Entries
|---|
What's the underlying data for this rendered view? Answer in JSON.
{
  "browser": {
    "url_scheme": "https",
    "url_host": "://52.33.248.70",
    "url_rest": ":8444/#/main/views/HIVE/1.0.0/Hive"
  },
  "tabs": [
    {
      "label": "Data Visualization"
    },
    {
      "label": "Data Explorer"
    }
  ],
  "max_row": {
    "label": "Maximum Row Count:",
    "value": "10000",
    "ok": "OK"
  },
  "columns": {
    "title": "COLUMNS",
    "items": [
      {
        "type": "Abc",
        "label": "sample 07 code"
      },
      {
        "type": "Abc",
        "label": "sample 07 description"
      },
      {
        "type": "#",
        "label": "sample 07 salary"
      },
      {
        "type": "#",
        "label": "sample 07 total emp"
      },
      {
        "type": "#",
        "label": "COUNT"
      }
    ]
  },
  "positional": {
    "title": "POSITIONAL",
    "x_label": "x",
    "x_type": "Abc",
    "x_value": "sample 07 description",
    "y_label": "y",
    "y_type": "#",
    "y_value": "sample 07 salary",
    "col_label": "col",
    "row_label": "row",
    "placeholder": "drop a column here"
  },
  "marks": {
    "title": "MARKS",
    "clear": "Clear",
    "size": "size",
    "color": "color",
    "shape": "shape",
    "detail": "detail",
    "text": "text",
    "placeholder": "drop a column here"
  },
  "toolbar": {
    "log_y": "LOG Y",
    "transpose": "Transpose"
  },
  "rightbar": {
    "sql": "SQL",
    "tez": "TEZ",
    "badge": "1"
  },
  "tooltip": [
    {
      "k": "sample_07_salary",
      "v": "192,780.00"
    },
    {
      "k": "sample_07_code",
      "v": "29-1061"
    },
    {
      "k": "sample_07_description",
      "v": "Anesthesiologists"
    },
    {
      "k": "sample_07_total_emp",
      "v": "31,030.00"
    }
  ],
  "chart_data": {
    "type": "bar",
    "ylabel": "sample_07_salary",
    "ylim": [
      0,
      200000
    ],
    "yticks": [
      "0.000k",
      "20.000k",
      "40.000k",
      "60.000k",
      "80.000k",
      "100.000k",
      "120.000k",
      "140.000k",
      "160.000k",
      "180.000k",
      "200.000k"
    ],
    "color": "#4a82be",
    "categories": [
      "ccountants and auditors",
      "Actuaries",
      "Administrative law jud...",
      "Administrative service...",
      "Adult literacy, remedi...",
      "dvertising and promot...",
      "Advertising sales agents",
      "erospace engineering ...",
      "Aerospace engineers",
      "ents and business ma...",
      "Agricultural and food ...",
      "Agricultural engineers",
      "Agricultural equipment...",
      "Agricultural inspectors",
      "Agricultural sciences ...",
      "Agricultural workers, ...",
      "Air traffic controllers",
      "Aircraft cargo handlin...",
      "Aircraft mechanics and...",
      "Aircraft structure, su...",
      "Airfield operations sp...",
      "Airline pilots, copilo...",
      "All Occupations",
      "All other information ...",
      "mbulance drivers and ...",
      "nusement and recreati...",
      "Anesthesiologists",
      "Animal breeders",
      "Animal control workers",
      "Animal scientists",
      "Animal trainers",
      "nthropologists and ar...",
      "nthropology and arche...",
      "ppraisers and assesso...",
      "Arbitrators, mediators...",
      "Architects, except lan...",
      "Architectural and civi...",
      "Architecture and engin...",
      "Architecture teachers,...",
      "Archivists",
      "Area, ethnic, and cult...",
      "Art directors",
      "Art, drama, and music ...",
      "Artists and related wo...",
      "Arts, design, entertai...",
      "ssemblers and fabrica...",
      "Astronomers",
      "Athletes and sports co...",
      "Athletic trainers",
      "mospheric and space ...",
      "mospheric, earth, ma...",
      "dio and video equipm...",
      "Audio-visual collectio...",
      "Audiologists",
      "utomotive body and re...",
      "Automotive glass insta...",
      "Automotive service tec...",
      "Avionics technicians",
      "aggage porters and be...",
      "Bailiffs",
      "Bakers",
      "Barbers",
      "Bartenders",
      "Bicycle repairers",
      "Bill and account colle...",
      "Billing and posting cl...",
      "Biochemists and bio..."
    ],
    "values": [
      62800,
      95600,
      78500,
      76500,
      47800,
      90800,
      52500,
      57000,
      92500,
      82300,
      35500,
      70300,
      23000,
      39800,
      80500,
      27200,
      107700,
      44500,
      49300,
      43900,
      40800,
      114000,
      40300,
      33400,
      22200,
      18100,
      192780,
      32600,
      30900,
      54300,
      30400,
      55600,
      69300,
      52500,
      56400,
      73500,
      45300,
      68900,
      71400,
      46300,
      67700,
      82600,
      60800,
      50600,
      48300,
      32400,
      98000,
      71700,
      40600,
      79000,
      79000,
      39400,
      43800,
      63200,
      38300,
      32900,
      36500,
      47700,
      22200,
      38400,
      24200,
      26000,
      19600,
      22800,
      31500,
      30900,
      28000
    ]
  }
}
|---|
What you should do
Count the lines of the material that include the word "engineers", then state only the total.

The completed task
2